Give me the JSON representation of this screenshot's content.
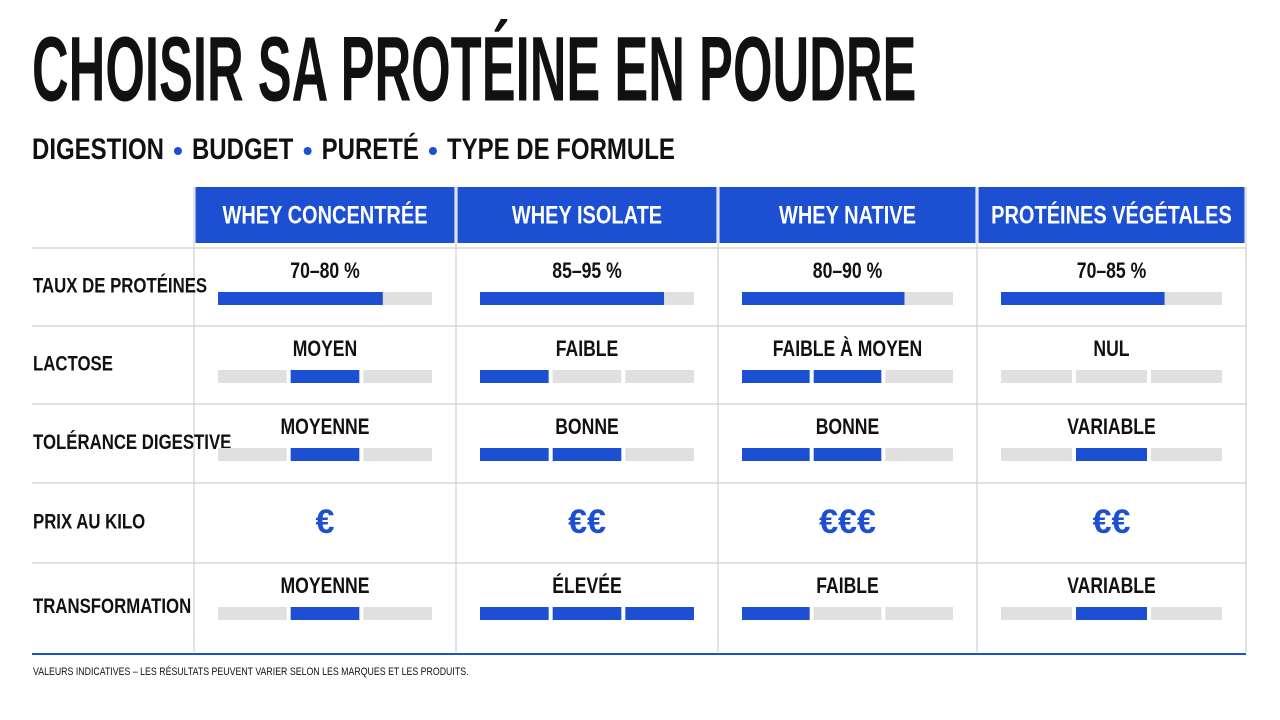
{
  "header": {
    "title": "CHOISIR SA PROTÉINE EN POUDRE",
    "subtitle": [
      "DIGESTION",
      "BUDGET",
      "PURETÉ",
      "TYPE DE FORMULE"
    ]
  },
  "table": {
    "fill_range": [
      0,
      100
    ],
    "columns": [
      "WHEY CONCENTRÉE",
      "WHEY ISOLATE",
      "WHEY NATIVE",
      "PROTÉINES VÉGÉTALES"
    ],
    "rows": [
      {
        "label": "TAUX DE PROTÉINES",
        "cells": [
          {
            "text": "70–80 %",
            "fill": 77
          },
          {
            "text": "85–95 %",
            "fill": 86
          },
          {
            "text": "80–90 %",
            "fill": 77
          },
          {
            "text": "70–85 %",
            "fill": 74
          }
        ]
      },
      {
        "label": "LACTOSE",
        "cells": [
          {
            "text": "MOYEN",
            "segments": [
              0,
              1,
              0
            ]
          },
          {
            "text": "FAIBLE",
            "segments": [
              1,
              0,
              0
            ]
          },
          {
            "text": "FAIBLE À MOYEN",
            "segments": [
              1,
              1,
              0
            ]
          },
          {
            "text": "NUL",
            "segments": [
              0,
              0,
              0
            ]
          }
        ]
      },
      {
        "label": "TOLÉRANCE DIGESTIVE",
        "cells": [
          {
            "text": "MOYENNE",
            "segments": [
              0,
              1,
              0
            ]
          },
          {
            "text": "BONNE",
            "segments": [
              1,
              1,
              0
            ]
          },
          {
            "text": "BONNE",
            "segments": [
              1,
              1,
              0
            ]
          },
          {
            "text": "VARIABLE",
            "segments": [
              0,
              1,
              0
            ]
          }
        ]
      },
      {
        "label": "PRIX AU KILO",
        "cells": [
          {
            "text": "€"
          },
          {
            "text": "€€"
          },
          {
            "text": "€€€"
          },
          {
            "text": "€€"
          }
        ]
      },
      {
        "label": "TRANSFORMATION",
        "cells": [
          {
            "text": "MOYENNE",
            "segments": [
              0,
              1,
              0
            ]
          },
          {
            "text": "ÉLEVÉE",
            "segments": [
              1,
              1,
              1
            ]
          },
          {
            "text": "FAIBLE",
            "segments": [
              1,
              0,
              0
            ]
          },
          {
            "text": "VARIABLE",
            "segments": [
              0,
              1,
              0
            ]
          }
        ]
      }
    ]
  },
  "footnote": "VALEURS INDICATIVES – LES RÉSULTATS PEUVENT VARIER SELON LES MARQUES ET LES PRODUITS."
}
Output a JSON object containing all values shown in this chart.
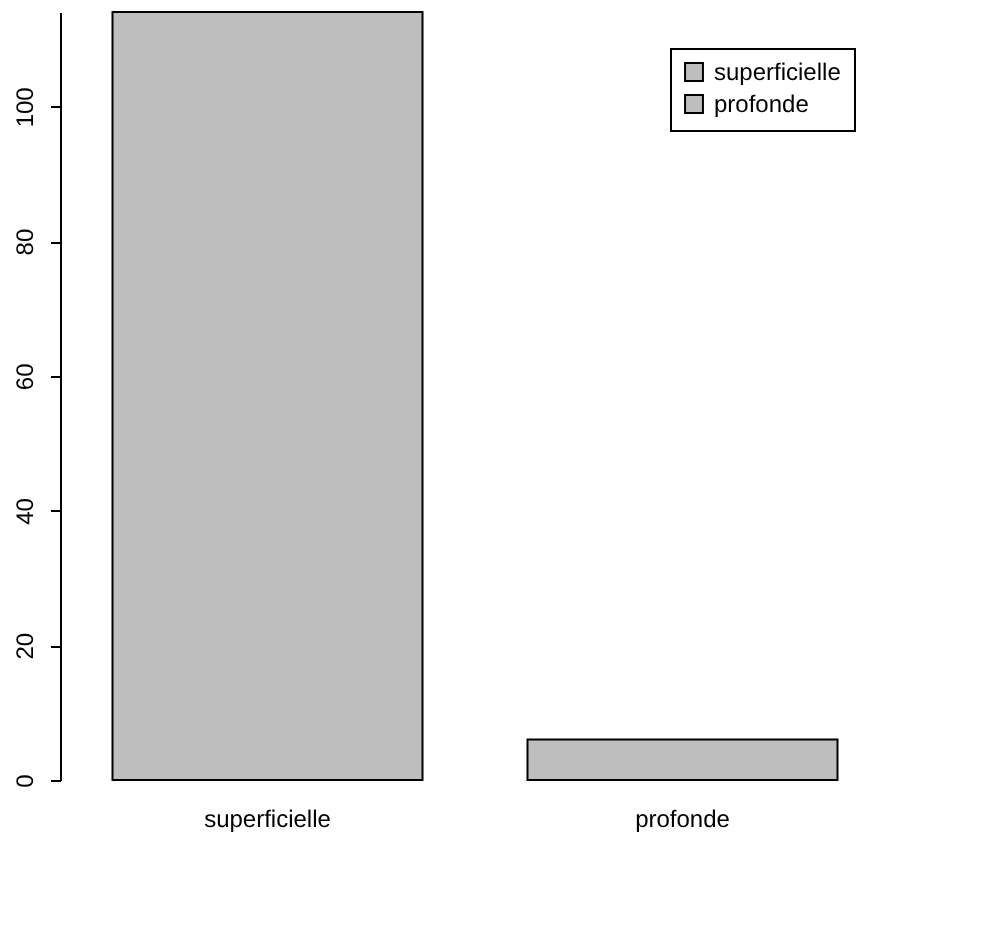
{
  "chart_data": {
    "type": "bar",
    "categories": [
      "superficielle",
      "profonde"
    ],
    "series": [
      {
        "name": "superficielle",
        "color": "#bebebe",
        "values": [
          114,
          null
        ]
      },
      {
        "name": "profonde",
        "color": "#bebebe",
        "values": [
          null,
          6
        ]
      }
    ],
    "ylim": [
      0,
      114
    ],
    "yticks": [
      0,
      20,
      40,
      60,
      80,
      100
    ],
    "grid": false,
    "legend": "top right"
  }
}
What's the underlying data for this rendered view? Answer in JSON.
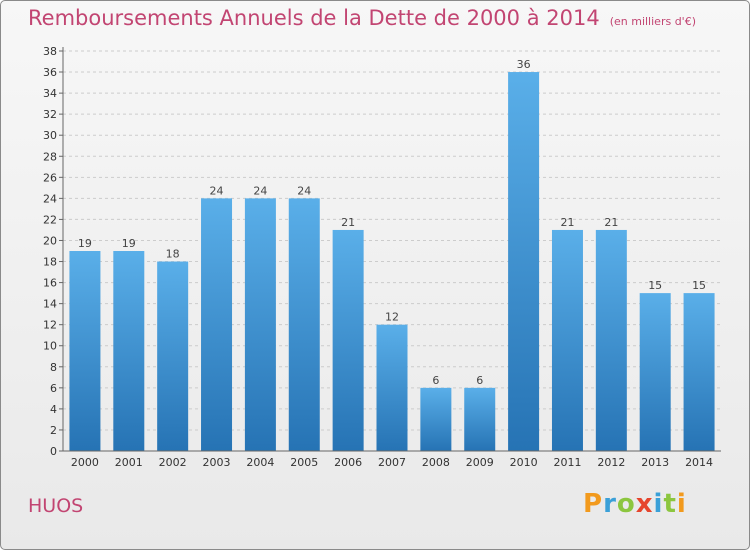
{
  "title": "Remboursements Annuels de la Dette de 2000 à 2014",
  "unit_note": "(en milliers d'€)",
  "place_name": "HUOS",
  "logo": {
    "text": "Proxiti",
    "letters": [
      {
        "ch": "P",
        "color": "#f29a1d"
      },
      {
        "ch": "r",
        "color": "#3aa0d8"
      },
      {
        "ch": "o",
        "color": "#8cc63f"
      },
      {
        "ch": "x",
        "color": "#e6452d"
      },
      {
        "ch": "i",
        "color": "#3aa0d8"
      },
      {
        "ch": "t",
        "color": "#8cc63f"
      },
      {
        "ch": "i",
        "color": "#f29a1d"
      }
    ]
  },
  "colors": {
    "bar_top": "#5aafe9",
    "bar_bottom": "#2673b4",
    "title": "#c24572",
    "grid": "#cccccc"
  },
  "chart_data": {
    "type": "bar",
    "categories": [
      "2000",
      "2001",
      "2002",
      "2003",
      "2004",
      "2005",
      "2006",
      "2007",
      "2008",
      "2009",
      "2010",
      "2011",
      "2012",
      "2013",
      "2014"
    ],
    "values": [
      19,
      19,
      18,
      24,
      24,
      24,
      21,
      12,
      6,
      6,
      36,
      21,
      21,
      15,
      15
    ],
    "title": "Remboursements Annuels de la Dette de 2000 à 2014",
    "ylim": [
      0,
      38
    ],
    "yticks": [
      0,
      2,
      4,
      6,
      8,
      10,
      12,
      14,
      16,
      18,
      20,
      22,
      24,
      26,
      28,
      30,
      32,
      34,
      36,
      38
    ],
    "grid": "dashed-horizontal",
    "show_value_labels": true
  }
}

_Goal_
Reproduce every line above as written, skipping pictures.

_Response to the exercise_
Give me the JSON representation of this screenshot's content.
{
  "header": {
    "title": "CHOISIR SA PROTÉINE EN POUDRE",
    "subtitle": [
      "DIGESTION",
      "BUDGET",
      "PURETÉ",
      "TYPE DE FORMULE"
    ]
  },
  "table": {
    "fill_range": [
      0,
      100
    ],
    "columns": [
      "WHEY CONCENTRÉE",
      "WHEY ISOLATE",
      "WHEY NATIVE",
      "PROTÉINES VÉGÉTALES"
    ],
    "rows": [
      {
        "label": "TAUX DE PROTÉINES",
        "cells": [
          {
            "text": "70–80 %",
            "fill": 77
          },
          {
            "text": "85–95 %",
            "fill": 86
          },
          {
            "text": "80–90 %",
            "fill": 77
          },
          {
            "text": "70–85 %",
            "fill": 74
          }
        ]
      },
      {
        "label": "LACTOSE",
        "cells": [
          {
            "text": "MOYEN",
            "segments": [
              0,
              1,
              0
            ]
          },
          {
            "text": "FAIBLE",
            "segments": [
              1,
              0,
              0
            ]
          },
          {
            "text": "FAIBLE À MOYEN",
            "segments": [
              1,
              1,
              0
            ]
          },
          {
            "text": "NUL",
            "segments": [
              0,
              0,
              0
            ]
          }
        ]
      },
      {
        "label": "TOLÉRANCE DIGESTIVE",
        "cells": [
          {
            "text": "MOYENNE",
            "segments": [
              0,
              1,
              0
            ]
          },
          {
            "text": "BONNE",
            "segments": [
              1,
              1,
              0
            ]
          },
          {
            "text": "BONNE",
            "segments": [
              1,
              1,
              0
            ]
          },
          {
            "text": "VARIABLE",
            "segments": [
              0,
              1,
              0
            ]
          }
        ]
      },
      {
        "label": "PRIX AU KILO",
        "cells": [
          {
            "text": "€"
          },
          {
            "text": "€€"
          },
          {
            "text": "€€€"
          },
          {
            "text": "€€"
          }
        ]
      },
      {
        "label": "TRANSFORMATION",
        "cells": [
          {
            "text": "MOYENNE",
            "segments": [
              0,
              1,
              0
            ]
          },
          {
            "text": "ÉLEVÉE",
            "segments": [
              1,
              1,
              1
            ]
          },
          {
            "text": "FAIBLE",
            "segments": [
              1,
              0,
              0
            ]
          },
          {
            "text": "VARIABLE",
            "segments": [
              0,
              1,
              0
            ]
          }
        ]
      }
    ]
  },
  "footnote": "VALEURS INDICATIVES – LES RÉSULTATS PEUVENT VARIER SELON LES MARQUES ET LES PRODUITS."
}
Output a JSON object containing all values shown in this chart.
{
  "chart_data": {
    "type": "bar",
    "categories": [
      "superficielle",
      "profonde"
    ],
    "series": [
      {
        "name": "superficielle",
        "color": "#bebebe",
        "values": [
          114,
          null
        ]
      },
      {
        "name": "profonde",
        "color": "#bebebe",
        "values": [
          null,
          6
        ]
      }
    ],
    "ylim": [
      0,
      114
    ],
    "yticks": [
      0,
      20,
      40,
      60,
      80,
      100
    ],
    "grid": false,
    "legend": "top right"
  }
}
What's the underlying data for this rendered view? Answer in JSON.
{
  "title": "Remboursements Annuels de la Dette de 2000 à 2014",
  "unit_note": "(en milliers d'€)",
  "place_name": "HUOS",
  "logo": {
    "text": "Proxiti",
    "letters": [
      {
        "ch": "P",
        "color": "#f29a1d"
      },
      {
        "ch": "r",
        "color": "#3aa0d8"
      },
      {
        "ch": "o",
        "color": "#8cc63f"
      },
      {
        "ch": "x",
        "color": "#e6452d"
      },
      {
        "ch": "i",
        "color": "#3aa0d8"
      },
      {
        "ch": "t",
        "color": "#8cc63f"
      },
      {
        "ch": "i",
        "color": "#f29a1d"
      }
    ]
  },
  "colors": {
    "bar_top": "#5aafe9",
    "bar_bottom": "#2673b4",
    "title": "#c24572",
    "grid": "#cccccc"
  },
  "chart_data": {
    "type": "bar",
    "categories": [
      "2000",
      "2001",
      "2002",
      "2003",
      "2004",
      "2005",
      "2006",
      "2007",
      "2008",
      "2009",
      "2010",
      "2011",
      "2012",
      "2013",
      "2014"
    ],
    "values": [
      19,
      19,
      18,
      24,
      24,
      24,
      21,
      12,
      6,
      6,
      36,
      21,
      21,
      15,
      15
    ],
    "title": "Remboursements Annuels de la Dette de 2000 à 2014",
    "ylim": [
      0,
      38
    ],
    "yticks": [
      0,
      2,
      4,
      6,
      8,
      10,
      12,
      14,
      16,
      18,
      20,
      22,
      24,
      26,
      28,
      30,
      32,
      34,
      36,
      38
    ],
    "grid": "dashed-horizontal",
    "show_value_labels": true
  }
}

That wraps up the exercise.